§ Direction:
Please print the full listing exactly.

§ Data records:
◇ ◇ ◇ ◇ ◇ ◇ ◇

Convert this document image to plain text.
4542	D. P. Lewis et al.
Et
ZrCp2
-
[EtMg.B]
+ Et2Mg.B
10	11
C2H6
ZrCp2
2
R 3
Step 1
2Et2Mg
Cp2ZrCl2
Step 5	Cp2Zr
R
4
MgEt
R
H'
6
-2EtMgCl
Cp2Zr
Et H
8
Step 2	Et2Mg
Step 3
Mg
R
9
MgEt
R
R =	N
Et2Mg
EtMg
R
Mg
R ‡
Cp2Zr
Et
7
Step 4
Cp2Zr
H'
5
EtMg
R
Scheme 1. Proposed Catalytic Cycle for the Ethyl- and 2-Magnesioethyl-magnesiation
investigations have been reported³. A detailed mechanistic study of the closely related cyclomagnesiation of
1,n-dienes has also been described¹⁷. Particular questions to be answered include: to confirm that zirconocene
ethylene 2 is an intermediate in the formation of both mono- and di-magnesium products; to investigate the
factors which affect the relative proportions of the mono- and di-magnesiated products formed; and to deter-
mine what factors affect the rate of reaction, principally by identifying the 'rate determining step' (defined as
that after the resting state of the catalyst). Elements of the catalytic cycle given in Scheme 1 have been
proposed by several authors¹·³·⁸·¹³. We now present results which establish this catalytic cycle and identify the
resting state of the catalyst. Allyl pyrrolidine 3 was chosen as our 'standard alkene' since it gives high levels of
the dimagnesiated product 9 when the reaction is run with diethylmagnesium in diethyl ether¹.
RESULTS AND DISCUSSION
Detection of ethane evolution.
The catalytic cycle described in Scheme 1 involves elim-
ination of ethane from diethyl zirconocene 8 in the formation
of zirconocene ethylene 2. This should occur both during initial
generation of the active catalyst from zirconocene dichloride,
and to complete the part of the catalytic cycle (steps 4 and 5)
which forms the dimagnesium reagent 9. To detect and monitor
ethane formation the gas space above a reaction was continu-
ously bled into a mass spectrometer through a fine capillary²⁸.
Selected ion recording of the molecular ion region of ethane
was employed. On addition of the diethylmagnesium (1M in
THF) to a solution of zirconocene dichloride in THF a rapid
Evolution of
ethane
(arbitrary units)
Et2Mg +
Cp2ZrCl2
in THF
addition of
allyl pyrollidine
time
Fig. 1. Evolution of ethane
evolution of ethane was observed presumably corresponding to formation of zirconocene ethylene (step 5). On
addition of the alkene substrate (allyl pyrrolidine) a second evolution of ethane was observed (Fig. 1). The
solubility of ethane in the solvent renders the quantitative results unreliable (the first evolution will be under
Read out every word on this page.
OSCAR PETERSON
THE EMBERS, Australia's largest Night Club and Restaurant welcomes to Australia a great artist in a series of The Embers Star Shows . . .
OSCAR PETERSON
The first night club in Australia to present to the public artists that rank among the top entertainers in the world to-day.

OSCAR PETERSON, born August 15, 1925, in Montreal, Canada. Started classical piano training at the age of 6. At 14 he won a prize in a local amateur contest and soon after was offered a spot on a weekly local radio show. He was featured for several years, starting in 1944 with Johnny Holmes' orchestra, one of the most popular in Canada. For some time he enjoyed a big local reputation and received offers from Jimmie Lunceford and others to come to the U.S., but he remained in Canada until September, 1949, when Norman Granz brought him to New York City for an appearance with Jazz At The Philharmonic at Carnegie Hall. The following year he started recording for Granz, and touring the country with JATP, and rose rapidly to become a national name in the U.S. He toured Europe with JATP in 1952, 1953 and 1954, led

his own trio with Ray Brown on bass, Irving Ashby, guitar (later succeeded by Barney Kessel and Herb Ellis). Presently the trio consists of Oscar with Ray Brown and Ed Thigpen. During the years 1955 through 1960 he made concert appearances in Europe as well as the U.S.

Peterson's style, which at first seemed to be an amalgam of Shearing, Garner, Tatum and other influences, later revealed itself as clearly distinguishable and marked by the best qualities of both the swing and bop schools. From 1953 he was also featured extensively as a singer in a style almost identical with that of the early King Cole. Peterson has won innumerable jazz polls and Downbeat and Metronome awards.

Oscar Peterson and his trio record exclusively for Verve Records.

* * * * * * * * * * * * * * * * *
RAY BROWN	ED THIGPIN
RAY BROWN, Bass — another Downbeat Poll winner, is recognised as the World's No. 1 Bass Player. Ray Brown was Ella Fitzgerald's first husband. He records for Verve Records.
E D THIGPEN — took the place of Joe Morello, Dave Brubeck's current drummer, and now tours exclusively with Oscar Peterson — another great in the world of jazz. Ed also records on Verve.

◇ ◇ ◇ ◇ ◇ ◇ ◇

§ Written response:
Convert this document image to plain text.
4542	D. P. Lewis et al.
Et
ZrCp2
-
[EtMg.B]
+ Et2Mg.B
10	11
C2H6
ZrCp2
2
R 3
Step 1
2Et2Mg
Cp2ZrCl2
Step 5	Cp2Zr
R
4
MgEt
R
H'
6
-2EtMgCl
Cp2Zr
Et H
8
Step 2	Et2Mg
Step 3
Mg
R
9
MgEt
R
R =	N
Et2Mg
EtMg
R
Mg
R ‡
Cp2Zr
Et
7
Step 4
Cp2Zr
H'
5
EtMg
R
Scheme 1. Proposed Catalytic Cycle for the Ethyl- and 2-Magnesioethyl-magnesiation
investigations have been reported³. A detailed mechanistic study of the closely related cyclomagnesiation of
1,n-dienes has also been described¹⁷. Particular questions to be answered include: to confirm that zirconocene
ethylene 2 is an intermediate in the formation of both mono- and di-magnesium products; to investigate the
factors which affect the relative proportions of the mono- and di-magnesiated products formed; and to deter-
mine what factors affect the rate of reaction, principally by identifying the 'rate determining step' (defined as
that after the resting state of the catalyst). Elements of the catalytic cycle given in Scheme 1 have been
proposed by several authors¹·³·⁸·¹³. We now present results which establish this catalytic cycle and identify the
resting state of the catalyst. Allyl pyrrolidine 3 was chosen as our 'standard alkene' since it gives high levels of
the dimagnesiated product 9 when the reaction is run with diethylmagnesium in diethyl ether¹.
RESULTS AND DISCUSSION
Detection of ethane evolution.
The catalytic cycle described in Scheme 1 involves elim-
ination of ethane from diethyl zirconocene 8 in the formation
of zirconocene ethylene 2. This should occur both during initial
generation of the active catalyst from zirconocene dichloride,
and to complete the part of the catalytic cycle (steps 4 and 5)
which forms the dimagnesium reagent 9. To detect and monitor
ethane formation the gas space above a reaction was continu-
ously bled into a mass spectrometer through a fine capillary²⁸.
Selected ion recording of the molecular ion region of ethane
was employed. On addition of the diethylmagnesium (1M in
THF) to a solution of zirconocene dichloride in THF a rapid
Evolution of
ethane
(arbitrary units)
Et2Mg +
Cp2ZrCl2
in THF
addition of
allyl pyrollidine
time
Fig. 1. Evolution of ethane
evolution of ethane was observed presumably corresponding to formation of zirconocene ethylene (step 5). On
addition of the alkene substrate (allyl pyrrolidine) a second evolution of ethane was observed (Fig. 1). The
solubility of ethane in the solvent renders the quantitative results unreliable (the first evolution will be under
Read out every word on this page.
OSCAR PETERSON
THE EMBERS, Australia's largest Night Club and Restaurant welcomes to Australia a great artist in a series of The Embers Star Shows . . .
OSCAR PETERSON
The first night club in Australia to present to the public artists that rank among the top entertainers in the world to-day.

OSCAR PETERSON, born August 15, 1925, in Montreal, Canada. Started classical piano training at the age of 6. At 14 he won a prize in a local amateur contest and soon after was offered a spot on a weekly local radio show. He was featured for several years, starting in 1944 with Johnny Holmes' orchestra, one of the most popular in Canada. For some time he enjoyed a big local reputation and received offers from Jimmie Lunceford and others to come to the U.S., but he remained in Canada until September, 1949, when Norman Granz brought him to New York City for an appearance with Jazz At The Philharmonic at Carnegie Hall. The following year he started recording for Granz, and touring the country with JATP, and rose rapidly to become a national name in the U.S. He toured Europe with JATP in 1952, 1953 and 1954, led

his own trio with Ray Brown on bass, Irving Ashby, guitar (later succeeded by Barney Kessel and Herb Ellis). Presently the trio consists of Oscar with Ray Brown and Ed Thigpen. During the years 1955 through 1960 he made concert appearances in Europe as well as the U.S.

Peterson's style, which at first seemed to be an amalgam of Shearing, Garner, Tatum and other influences, later revealed itself as clearly distinguishable and marked by the best qualities of both the swing and bop schools. From 1953 he was also featured extensively as a singer in a style almost identical with that of the early King Cole. Peterson has won innumerable jazz polls and Downbeat and Metronome awards.

Oscar Peterson and his trio record exclusively for Verve Records.

* * * * * * * * * * * * * * * * *
RAY BROWN	ED THIGPIN
RAY BROWN, Bass — another Downbeat Poll winner, is recognised as the World's No. 1 Bass Player. Ray Brown was Ella Fitzgerald's first husband. He records for Verve Records.
E D THIGPEN — took the place of Joe Morello, Dave Brubeck's current drummer, and now tours exclusively with Oscar Peterson — another great in the world of jazz. Ed also records on Verve.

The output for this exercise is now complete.